SHORT TASK: Omit all pictures and give the records below again exactly as written.

RECORDS FOR THE TASK:
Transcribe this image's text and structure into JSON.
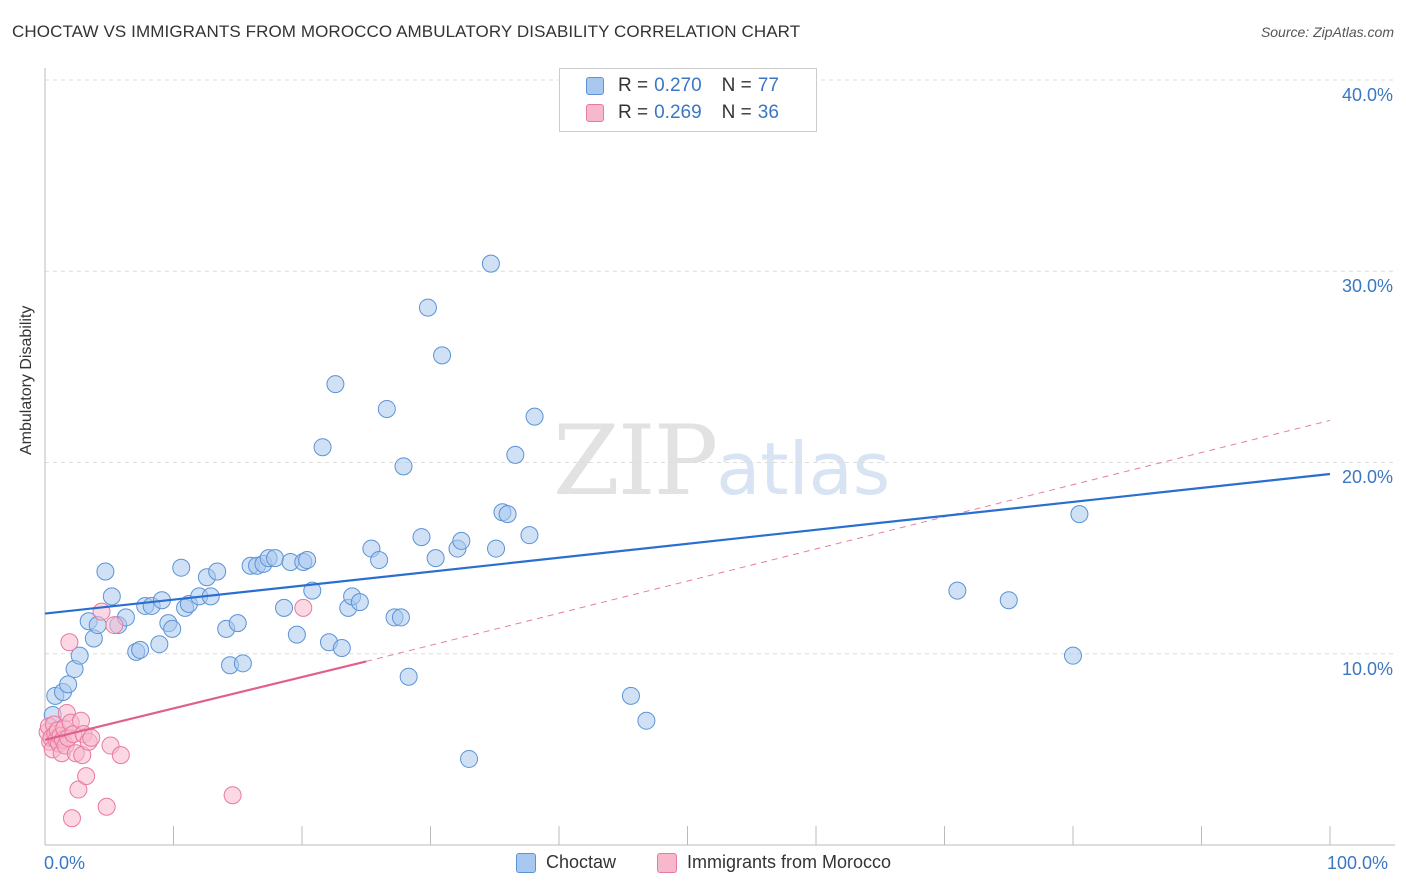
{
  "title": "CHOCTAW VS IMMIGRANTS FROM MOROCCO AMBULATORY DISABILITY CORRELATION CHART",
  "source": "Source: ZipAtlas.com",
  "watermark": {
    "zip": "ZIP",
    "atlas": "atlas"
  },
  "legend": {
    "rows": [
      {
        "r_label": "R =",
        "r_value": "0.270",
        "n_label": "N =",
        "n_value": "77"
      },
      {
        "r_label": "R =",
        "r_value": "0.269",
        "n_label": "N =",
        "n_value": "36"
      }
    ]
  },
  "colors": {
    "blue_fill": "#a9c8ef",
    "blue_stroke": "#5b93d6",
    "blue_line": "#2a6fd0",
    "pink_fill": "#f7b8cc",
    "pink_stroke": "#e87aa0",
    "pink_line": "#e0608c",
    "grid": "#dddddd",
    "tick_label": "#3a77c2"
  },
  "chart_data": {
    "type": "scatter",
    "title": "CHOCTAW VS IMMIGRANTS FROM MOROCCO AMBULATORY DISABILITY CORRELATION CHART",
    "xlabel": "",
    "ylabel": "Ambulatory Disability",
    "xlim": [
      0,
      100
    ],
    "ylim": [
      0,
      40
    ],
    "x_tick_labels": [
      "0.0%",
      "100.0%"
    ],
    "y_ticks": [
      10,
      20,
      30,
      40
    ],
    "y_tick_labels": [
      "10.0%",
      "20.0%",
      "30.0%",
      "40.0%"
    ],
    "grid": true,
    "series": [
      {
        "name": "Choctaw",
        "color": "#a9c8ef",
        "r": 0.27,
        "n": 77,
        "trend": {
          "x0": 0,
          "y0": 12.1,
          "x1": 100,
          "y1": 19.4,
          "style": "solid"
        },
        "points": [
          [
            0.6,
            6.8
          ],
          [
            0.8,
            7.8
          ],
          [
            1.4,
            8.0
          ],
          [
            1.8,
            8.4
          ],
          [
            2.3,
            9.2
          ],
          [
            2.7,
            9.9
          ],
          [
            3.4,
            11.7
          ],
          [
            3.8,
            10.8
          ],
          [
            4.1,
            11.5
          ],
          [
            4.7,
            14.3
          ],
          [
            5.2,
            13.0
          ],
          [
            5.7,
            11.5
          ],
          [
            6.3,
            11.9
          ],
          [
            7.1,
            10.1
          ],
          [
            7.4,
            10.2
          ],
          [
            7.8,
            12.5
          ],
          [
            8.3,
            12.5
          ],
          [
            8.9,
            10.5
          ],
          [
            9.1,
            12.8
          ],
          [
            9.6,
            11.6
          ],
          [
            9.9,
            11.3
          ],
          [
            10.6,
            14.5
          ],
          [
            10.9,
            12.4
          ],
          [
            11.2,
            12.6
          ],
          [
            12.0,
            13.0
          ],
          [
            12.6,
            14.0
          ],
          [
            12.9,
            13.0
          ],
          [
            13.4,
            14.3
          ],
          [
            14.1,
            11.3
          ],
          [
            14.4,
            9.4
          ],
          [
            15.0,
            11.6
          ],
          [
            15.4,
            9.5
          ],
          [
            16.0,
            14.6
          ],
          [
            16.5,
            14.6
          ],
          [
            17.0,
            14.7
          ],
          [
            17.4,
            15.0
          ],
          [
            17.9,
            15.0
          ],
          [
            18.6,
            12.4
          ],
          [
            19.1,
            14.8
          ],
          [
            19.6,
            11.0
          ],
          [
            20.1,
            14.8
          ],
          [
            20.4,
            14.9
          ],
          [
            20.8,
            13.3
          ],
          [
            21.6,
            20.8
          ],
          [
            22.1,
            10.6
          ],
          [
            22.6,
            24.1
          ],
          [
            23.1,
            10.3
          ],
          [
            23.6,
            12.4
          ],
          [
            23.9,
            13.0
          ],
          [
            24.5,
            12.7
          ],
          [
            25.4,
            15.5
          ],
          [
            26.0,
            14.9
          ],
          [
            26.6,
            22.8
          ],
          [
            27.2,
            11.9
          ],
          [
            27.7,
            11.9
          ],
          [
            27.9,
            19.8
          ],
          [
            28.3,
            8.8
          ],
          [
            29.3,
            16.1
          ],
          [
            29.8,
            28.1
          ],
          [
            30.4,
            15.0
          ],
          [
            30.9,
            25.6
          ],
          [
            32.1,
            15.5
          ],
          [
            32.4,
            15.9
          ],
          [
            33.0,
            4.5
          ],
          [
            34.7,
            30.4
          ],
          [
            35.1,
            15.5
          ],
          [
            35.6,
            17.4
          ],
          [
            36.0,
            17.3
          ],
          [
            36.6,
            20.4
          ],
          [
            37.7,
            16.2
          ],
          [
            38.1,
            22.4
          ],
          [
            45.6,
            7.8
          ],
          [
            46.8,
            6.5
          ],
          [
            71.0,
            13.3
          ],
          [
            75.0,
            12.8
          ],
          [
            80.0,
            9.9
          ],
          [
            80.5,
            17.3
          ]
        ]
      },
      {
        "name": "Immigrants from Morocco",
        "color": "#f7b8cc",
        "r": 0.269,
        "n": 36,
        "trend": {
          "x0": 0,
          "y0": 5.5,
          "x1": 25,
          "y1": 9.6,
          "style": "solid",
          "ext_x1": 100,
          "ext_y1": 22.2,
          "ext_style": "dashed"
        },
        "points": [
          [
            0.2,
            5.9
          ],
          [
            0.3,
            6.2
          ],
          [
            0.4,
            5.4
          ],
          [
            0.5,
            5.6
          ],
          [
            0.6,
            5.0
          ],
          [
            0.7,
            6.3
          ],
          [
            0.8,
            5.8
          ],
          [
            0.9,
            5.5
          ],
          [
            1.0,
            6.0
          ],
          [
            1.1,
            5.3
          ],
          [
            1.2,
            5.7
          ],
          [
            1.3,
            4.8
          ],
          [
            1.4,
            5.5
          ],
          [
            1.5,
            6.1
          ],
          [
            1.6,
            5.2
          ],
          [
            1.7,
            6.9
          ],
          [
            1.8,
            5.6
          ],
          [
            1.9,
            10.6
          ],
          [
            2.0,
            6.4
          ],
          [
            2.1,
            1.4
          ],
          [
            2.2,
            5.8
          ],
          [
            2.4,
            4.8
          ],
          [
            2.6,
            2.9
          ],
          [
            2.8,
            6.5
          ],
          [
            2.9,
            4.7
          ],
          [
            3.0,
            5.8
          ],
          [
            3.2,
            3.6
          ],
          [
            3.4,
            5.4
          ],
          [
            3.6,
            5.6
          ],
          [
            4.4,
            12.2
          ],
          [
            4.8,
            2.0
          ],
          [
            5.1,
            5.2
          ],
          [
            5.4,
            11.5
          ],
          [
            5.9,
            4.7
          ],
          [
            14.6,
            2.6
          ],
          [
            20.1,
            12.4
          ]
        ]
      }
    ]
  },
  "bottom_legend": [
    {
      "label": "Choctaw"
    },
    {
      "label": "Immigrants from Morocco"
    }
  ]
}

FULL ANSWER:
Transcribe this image's text and structure into JSON.
{
  "title": "CHOCTAW VS IMMIGRANTS FROM MOROCCO AMBULATORY DISABILITY CORRELATION CHART",
  "source": "Source: ZipAtlas.com",
  "watermark": {
    "zip": "ZIP",
    "atlas": "atlas"
  },
  "legend": {
    "rows": [
      {
        "r_label": "R =",
        "r_value": "0.270",
        "n_label": "N =",
        "n_value": "77"
      },
      {
        "r_label": "R =",
        "r_value": "0.269",
        "n_label": "N =",
        "n_value": "36"
      }
    ]
  },
  "colors": {
    "blue_fill": "#a9c8ef",
    "blue_stroke": "#5b93d6",
    "blue_line": "#2a6fd0",
    "pink_fill": "#f7b8cc",
    "pink_stroke": "#e87aa0",
    "pink_line": "#e0608c",
    "grid": "#dddddd",
    "tick_label": "#3a77c2"
  },
  "chart_data": {
    "type": "scatter",
    "title": "CHOCTAW VS IMMIGRANTS FROM MOROCCO AMBULATORY DISABILITY CORRELATION CHART",
    "xlabel": "",
    "ylabel": "Ambulatory Disability",
    "xlim": [
      0,
      100
    ],
    "ylim": [
      0,
      40
    ],
    "x_tick_labels": [
      "0.0%",
      "100.0%"
    ],
    "y_ticks": [
      10,
      20,
      30,
      40
    ],
    "y_tick_labels": [
      "10.0%",
      "20.0%",
      "30.0%",
      "40.0%"
    ],
    "grid": true,
    "series": [
      {
        "name": "Choctaw",
        "color": "#a9c8ef",
        "r": 0.27,
        "n": 77,
        "trend": {
          "x0": 0,
          "y0": 12.1,
          "x1": 100,
          "y1": 19.4,
          "style": "solid"
        },
        "points": [
          [
            0.6,
            6.8
          ],
          [
            0.8,
            7.8
          ],
          [
            1.4,
            8.0
          ],
          [
            1.8,
            8.4
          ],
          [
            2.3,
            9.2
          ],
          [
            2.7,
            9.9
          ],
          [
            3.4,
            11.7
          ],
          [
            3.8,
            10.8
          ],
          [
            4.1,
            11.5
          ],
          [
            4.7,
            14.3
          ],
          [
            5.2,
            13.0
          ],
          [
            5.7,
            11.5
          ],
          [
            6.3,
            11.9
          ],
          [
            7.1,
            10.1
          ],
          [
            7.4,
            10.2
          ],
          [
            7.8,
            12.5
          ],
          [
            8.3,
            12.5
          ],
          [
            8.9,
            10.5
          ],
          [
            9.1,
            12.8
          ],
          [
            9.6,
            11.6
          ],
          [
            9.9,
            11.3
          ],
          [
            10.6,
            14.5
          ],
          [
            10.9,
            12.4
          ],
          [
            11.2,
            12.6
          ],
          [
            12.0,
            13.0
          ],
          [
            12.6,
            14.0
          ],
          [
            12.9,
            13.0
          ],
          [
            13.4,
            14.3
          ],
          [
            14.1,
            11.3
          ],
          [
            14.4,
            9.4
          ],
          [
            15.0,
            11.6
          ],
          [
            15.4,
            9.5
          ],
          [
            16.0,
            14.6
          ],
          [
            16.5,
            14.6
          ],
          [
            17.0,
            14.7
          ],
          [
            17.4,
            15.0
          ],
          [
            17.9,
            15.0
          ],
          [
            18.6,
            12.4
          ],
          [
            19.1,
            14.8
          ],
          [
            19.6,
            11.0
          ],
          [
            20.1,
            14.8
          ],
          [
            20.4,
            14.9
          ],
          [
            20.8,
            13.3
          ],
          [
            21.6,
            20.8
          ],
          [
            22.1,
            10.6
          ],
          [
            22.6,
            24.1
          ],
          [
            23.1,
            10.3
          ],
          [
            23.6,
            12.4
          ],
          [
            23.9,
            13.0
          ],
          [
            24.5,
            12.7
          ],
          [
            25.4,
            15.5
          ],
          [
            26.0,
            14.9
          ],
          [
            26.6,
            22.8
          ],
          [
            27.2,
            11.9
          ],
          [
            27.7,
            11.9
          ],
          [
            27.9,
            19.8
          ],
          [
            28.3,
            8.8
          ],
          [
            29.3,
            16.1
          ],
          [
            29.8,
            28.1
          ],
          [
            30.4,
            15.0
          ],
          [
            30.9,
            25.6
          ],
          [
            32.1,
            15.5
          ],
          [
            32.4,
            15.9
          ],
          [
            33.0,
            4.5
          ],
          [
            34.7,
            30.4
          ],
          [
            35.1,
            15.5
          ],
          [
            35.6,
            17.4
          ],
          [
            36.0,
            17.3
          ],
          [
            36.6,
            20.4
          ],
          [
            37.7,
            16.2
          ],
          [
            38.1,
            22.4
          ],
          [
            45.6,
            7.8
          ],
          [
            46.8,
            6.5
          ],
          [
            71.0,
            13.3
          ],
          [
            75.0,
            12.8
          ],
          [
            80.0,
            9.9
          ],
          [
            80.5,
            17.3
          ]
        ]
      },
      {
        "name": "Immigrants from Morocco",
        "color": "#f7b8cc",
        "r": 0.269,
        "n": 36,
        "trend": {
          "x0": 0,
          "y0": 5.5,
          "x1": 25,
          "y1": 9.6,
          "style": "solid",
          "ext_x1": 100,
          "ext_y1": 22.2,
          "ext_style": "dashed"
        },
        "points": [
          [
            0.2,
            5.9
          ],
          [
            0.3,
            6.2
          ],
          [
            0.4,
            5.4
          ],
          [
            0.5,
            5.6
          ],
          [
            0.6,
            5.0
          ],
          [
            0.7,
            6.3
          ],
          [
            0.8,
            5.8
          ],
          [
            0.9,
            5.5
          ],
          [
            1.0,
            6.0
          ],
          [
            1.1,
            5.3
          ],
          [
            1.2,
            5.7
          ],
          [
            1.3,
            4.8
          ],
          [
            1.4,
            5.5
          ],
          [
            1.5,
            6.1
          ],
          [
            1.6,
            5.2
          ],
          [
            1.7,
            6.9
          ],
          [
            1.8,
            5.6
          ],
          [
            1.9,
            10.6
          ],
          [
            2.0,
            6.4
          ],
          [
            2.1,
            1.4
          ],
          [
            2.2,
            5.8
          ],
          [
            2.4,
            4.8
          ],
          [
            2.6,
            2.9
          ],
          [
            2.8,
            6.5
          ],
          [
            2.9,
            4.7
          ],
          [
            3.0,
            5.8
          ],
          [
            3.2,
            3.6
          ],
          [
            3.4,
            5.4
          ],
          [
            3.6,
            5.6
          ],
          [
            4.4,
            12.2
          ],
          [
            4.8,
            2.0
          ],
          [
            5.1,
            5.2
          ],
          [
            5.4,
            11.5
          ],
          [
            5.9,
            4.7
          ],
          [
            14.6,
            2.6
          ],
          [
            20.1,
            12.4
          ]
        ]
      }
    ]
  },
  "bottom_legend": [
    {
      "label": "Choctaw"
    },
    {
      "label": "Immigrants from Morocco"
    }
  ]
}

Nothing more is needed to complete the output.